EXERCISE DETAILS:
Every line below that contains "matrix" is to be copied.

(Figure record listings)
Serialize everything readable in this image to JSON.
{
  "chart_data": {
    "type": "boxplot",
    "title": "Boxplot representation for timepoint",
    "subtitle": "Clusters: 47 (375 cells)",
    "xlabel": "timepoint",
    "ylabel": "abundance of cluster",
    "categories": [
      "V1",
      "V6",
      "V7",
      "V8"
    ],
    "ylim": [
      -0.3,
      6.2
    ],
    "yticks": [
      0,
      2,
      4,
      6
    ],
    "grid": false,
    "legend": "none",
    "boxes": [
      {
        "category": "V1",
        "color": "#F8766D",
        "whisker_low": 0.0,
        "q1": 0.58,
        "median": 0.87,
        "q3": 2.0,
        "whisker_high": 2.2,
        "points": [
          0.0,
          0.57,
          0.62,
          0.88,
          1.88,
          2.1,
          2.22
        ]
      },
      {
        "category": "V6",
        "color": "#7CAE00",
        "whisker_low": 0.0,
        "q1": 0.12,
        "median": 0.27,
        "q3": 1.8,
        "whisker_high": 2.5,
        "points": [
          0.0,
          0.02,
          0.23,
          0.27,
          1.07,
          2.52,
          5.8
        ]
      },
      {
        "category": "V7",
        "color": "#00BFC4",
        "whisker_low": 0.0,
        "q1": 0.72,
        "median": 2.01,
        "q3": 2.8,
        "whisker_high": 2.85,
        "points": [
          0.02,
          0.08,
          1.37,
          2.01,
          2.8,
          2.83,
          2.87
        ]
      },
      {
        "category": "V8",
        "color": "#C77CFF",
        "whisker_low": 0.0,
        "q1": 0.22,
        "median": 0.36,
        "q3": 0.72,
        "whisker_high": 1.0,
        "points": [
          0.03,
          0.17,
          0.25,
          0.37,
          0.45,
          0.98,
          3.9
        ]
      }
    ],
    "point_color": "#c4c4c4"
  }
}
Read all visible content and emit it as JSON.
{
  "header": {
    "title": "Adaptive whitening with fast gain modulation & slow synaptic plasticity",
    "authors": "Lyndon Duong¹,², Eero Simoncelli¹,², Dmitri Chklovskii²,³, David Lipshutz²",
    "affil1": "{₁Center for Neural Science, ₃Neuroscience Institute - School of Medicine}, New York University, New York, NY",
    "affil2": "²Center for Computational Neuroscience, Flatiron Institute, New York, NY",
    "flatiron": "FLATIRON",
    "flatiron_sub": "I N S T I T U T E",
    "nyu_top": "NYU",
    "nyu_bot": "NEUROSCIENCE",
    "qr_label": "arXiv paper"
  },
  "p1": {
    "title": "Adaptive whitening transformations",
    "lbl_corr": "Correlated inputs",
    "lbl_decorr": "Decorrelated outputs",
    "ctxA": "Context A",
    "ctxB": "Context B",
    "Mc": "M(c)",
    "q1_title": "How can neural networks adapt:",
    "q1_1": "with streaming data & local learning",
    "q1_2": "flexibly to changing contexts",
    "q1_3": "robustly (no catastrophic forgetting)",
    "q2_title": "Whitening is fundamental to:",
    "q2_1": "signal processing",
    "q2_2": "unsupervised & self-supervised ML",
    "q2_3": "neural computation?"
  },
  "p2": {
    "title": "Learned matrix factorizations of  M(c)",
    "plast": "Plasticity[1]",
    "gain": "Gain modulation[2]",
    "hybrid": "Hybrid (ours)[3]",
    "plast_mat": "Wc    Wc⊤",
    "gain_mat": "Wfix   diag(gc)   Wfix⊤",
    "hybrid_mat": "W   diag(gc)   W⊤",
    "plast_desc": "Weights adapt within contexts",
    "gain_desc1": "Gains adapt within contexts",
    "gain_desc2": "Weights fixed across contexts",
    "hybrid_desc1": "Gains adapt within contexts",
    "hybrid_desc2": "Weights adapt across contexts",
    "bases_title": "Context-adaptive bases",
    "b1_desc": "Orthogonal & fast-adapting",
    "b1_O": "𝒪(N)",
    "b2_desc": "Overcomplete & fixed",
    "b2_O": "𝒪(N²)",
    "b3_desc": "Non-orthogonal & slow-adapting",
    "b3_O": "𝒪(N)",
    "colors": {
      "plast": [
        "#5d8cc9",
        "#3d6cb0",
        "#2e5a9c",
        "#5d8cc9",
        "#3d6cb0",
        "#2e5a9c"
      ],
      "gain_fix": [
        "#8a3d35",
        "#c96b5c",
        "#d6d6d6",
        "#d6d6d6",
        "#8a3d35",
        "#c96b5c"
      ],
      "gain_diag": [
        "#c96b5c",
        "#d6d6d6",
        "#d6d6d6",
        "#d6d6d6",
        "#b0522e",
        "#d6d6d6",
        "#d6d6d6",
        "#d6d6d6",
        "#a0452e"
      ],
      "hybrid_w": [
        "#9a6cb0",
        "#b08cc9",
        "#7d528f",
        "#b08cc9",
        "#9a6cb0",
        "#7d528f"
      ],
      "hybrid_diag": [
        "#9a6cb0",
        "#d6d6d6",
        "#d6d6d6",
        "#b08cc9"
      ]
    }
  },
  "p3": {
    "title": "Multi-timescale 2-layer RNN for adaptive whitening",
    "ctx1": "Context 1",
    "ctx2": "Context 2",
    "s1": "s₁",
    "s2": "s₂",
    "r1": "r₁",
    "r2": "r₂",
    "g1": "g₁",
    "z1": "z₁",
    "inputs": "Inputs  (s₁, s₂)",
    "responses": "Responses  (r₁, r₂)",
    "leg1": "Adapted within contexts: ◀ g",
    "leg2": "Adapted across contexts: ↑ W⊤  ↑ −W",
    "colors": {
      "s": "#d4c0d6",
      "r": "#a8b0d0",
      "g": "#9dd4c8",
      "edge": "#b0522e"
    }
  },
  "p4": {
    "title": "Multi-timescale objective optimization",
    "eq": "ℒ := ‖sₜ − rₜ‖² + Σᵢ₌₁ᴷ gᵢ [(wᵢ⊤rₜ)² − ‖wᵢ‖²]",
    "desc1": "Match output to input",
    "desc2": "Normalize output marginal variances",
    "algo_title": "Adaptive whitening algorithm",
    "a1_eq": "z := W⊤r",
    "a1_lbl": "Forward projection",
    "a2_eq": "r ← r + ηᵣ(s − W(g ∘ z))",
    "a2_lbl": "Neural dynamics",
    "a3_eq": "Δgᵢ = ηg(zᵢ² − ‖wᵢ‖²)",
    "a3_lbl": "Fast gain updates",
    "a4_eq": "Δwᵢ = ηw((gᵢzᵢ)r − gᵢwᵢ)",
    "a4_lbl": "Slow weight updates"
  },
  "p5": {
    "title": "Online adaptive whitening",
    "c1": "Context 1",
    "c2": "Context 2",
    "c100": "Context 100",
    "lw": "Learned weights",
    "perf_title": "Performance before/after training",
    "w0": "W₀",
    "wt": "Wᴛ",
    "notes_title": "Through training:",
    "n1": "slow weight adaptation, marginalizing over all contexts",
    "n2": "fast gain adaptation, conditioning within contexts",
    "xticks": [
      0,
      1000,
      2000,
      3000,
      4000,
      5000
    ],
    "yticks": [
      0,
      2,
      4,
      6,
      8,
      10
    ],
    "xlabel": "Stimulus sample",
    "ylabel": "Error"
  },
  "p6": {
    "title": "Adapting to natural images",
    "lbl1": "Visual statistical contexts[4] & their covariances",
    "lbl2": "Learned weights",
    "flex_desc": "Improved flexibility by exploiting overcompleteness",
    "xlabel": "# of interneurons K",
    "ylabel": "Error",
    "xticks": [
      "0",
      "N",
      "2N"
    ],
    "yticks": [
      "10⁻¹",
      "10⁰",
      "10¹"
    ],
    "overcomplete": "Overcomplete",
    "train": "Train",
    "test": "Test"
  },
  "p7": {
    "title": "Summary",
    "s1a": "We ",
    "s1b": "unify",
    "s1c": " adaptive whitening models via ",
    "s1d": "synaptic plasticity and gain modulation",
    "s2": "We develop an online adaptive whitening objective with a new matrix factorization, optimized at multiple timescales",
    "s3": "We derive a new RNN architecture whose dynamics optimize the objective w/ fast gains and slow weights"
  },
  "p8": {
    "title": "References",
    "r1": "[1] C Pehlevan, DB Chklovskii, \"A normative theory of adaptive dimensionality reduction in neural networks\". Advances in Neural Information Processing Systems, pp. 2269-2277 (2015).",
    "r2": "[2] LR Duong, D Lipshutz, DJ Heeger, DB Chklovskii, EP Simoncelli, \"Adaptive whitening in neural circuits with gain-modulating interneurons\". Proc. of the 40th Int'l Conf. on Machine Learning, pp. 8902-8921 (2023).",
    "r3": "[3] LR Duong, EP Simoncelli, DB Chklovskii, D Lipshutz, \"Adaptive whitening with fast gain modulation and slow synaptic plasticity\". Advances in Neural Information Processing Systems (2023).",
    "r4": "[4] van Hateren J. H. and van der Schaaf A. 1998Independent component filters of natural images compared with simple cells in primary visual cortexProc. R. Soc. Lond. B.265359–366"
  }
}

SOLUTION:
    "title": "Learned matrix factorizations of  M(c)",
    "s2": "We develop an online adaptive whitening objective with a new matrix factorization, optimized at multiple timescales",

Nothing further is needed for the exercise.